* _WHAT TO PRODUCE_
List every line in this data where the string "下列算式中" occurs.

* _RECORDED DATA_
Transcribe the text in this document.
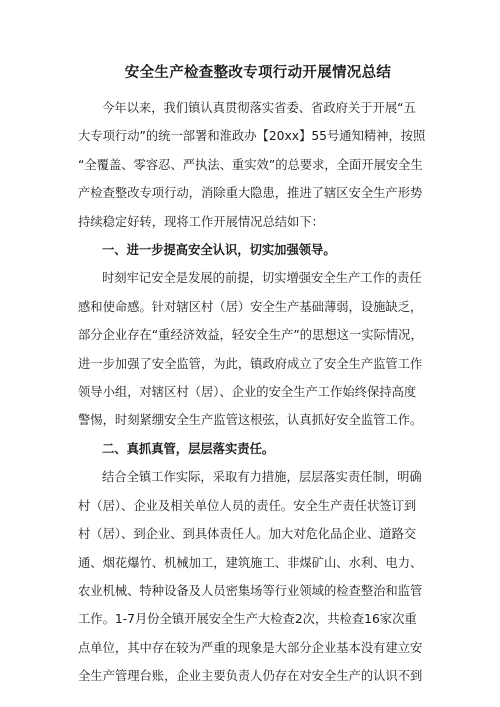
安全生产检查整改专项行动开展情况总结

今年以来，我们镇认真贯彻落实省委、省政府关于开展“五
大专项行动”的统一部署和淮政办【20xx】55号通知精神，按照
“全覆盖、零容忍、严执法、重实效”的总要求，全面开展安全生
产检查整改专项行动，消除重大隐患，推进了辖区安全生产形势
持续稳定好转，现将工作开展情况总结如下：

一、进一步提高安全认识，切实加强领导。

时刻牢记安全是发展的前提，切实增强安全生产工作的责任
感和使命感。针对辖区村（居）安全生产基础薄弱，设施缺乏，
部分企业存在“重经济效益，轻安全生产”的思想这一实际情况，
进一步加强了安全监管，为此，镇政府成立了安全生产监管工作
领导小组，对辖区村（居）、企业的安全生产工作始终保持高度
警惕，时刻紧绷安全生产监管这根弦，认真抓好安全监管工作。

二、真抓真管，层层落实责任。

结合全镇工作实际，采取有力措施，层层落实责任制，明确
村（居）、企业及相关单位人员的责任。安全生产责任状签订到
村（居）、到企业、到具体责任人。加大对危化品企业、道路交
通、烟花爆竹、机械加工，建筑施工、非煤矿山、水利、电力、
农业机械、特种设备及人员密集场等行业领域的检查整治和监管
工作。1-7月份全镇开展安全生产大检查2次，共检查16家次重
点单位，其中存在较为严重的现象是大部分企业基本没有建立安
全生产管理台账，企业主要负责人仍存在对安全生产的认识不到
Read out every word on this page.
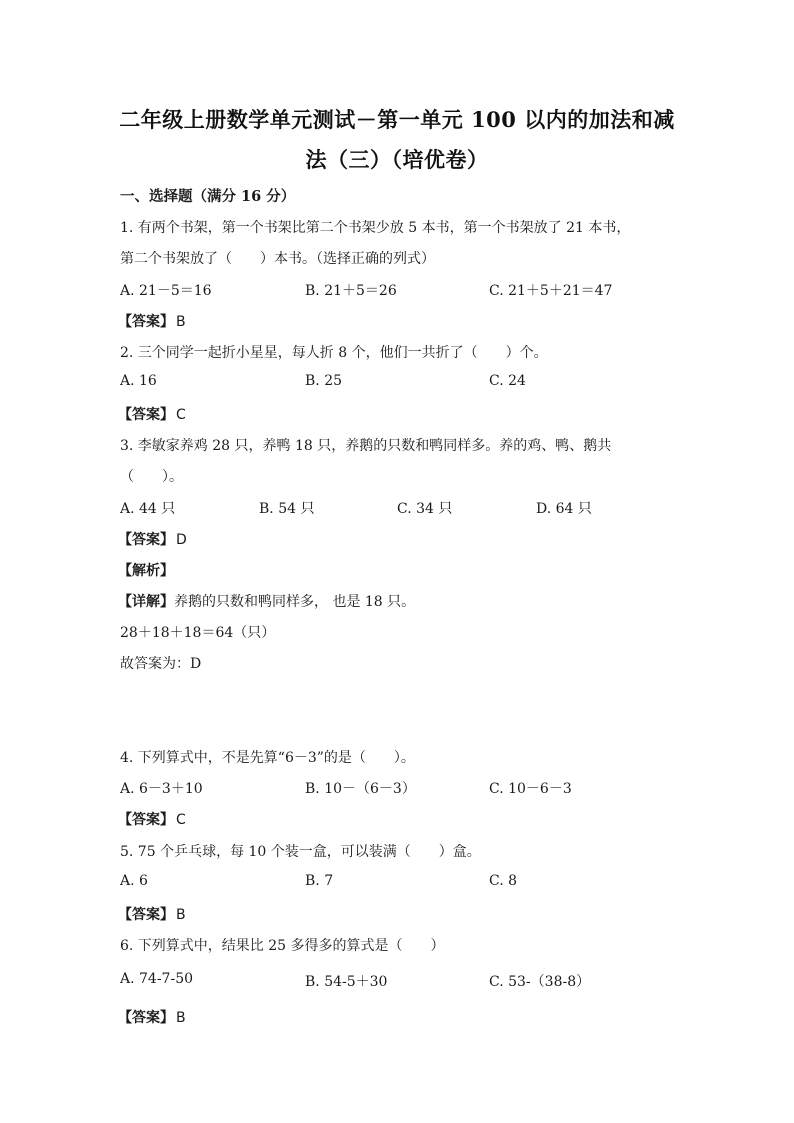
二年级上册数学单元测试－第一单元 100 以内的加法和减
法（三）（培优卷）
一、选择题（满分 16 分）
1. 有两个书架，第一个书架比第二个书架少放 5 本书，第一个书架放了 21 本书，
第二个书架放了（　　）本书。（选择正确的列式）
A. 21－5＝16	B. 21＋5＝26	C. 21＋5＋21＝47
【答案】 B
2. 三个同学一起折小星星，每人折 8 个，他们一共折了（　　）个。
A. 16	B. 25	C. 24
【答案】 C
3. 李敏家养鸡 28 只，养鸭 18 只，养鹅的只数和鸭同样多。养的鸡、鸭、鹅共
（　　）。
A. 44 只	B. 54 只	C. 34 只	D. 64 只
【答案】 D
【解析】
【详解】养鹅的只数和鸭同样多， 也是 18 只。
28＋18＋18＝64（只）
故答案为：D
4. 下列算式中，不是先算“6－3”的是（　　）。
A. 6－3＋10	B. 10－（6－3）	C. 10－6－3
【答案】 C
5. 75 个乒乓球，每 10 个装一盒，可以装满（　　）盒。
A. 6	B. 7	C. 8
【答案】 B
6. 下列算式中，结果比 25 多得多的算式是（　　）
A. 74-7-50	B. 54-5＋30	C. 53-（38-8）
【答案】 B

* _SOLUTION FOR THIS PROBLEM_
4. 下列算式中，不是先算“6－3”的是（　　）。
6. 下列算式中，结果比 25 多得多的算式是（　　）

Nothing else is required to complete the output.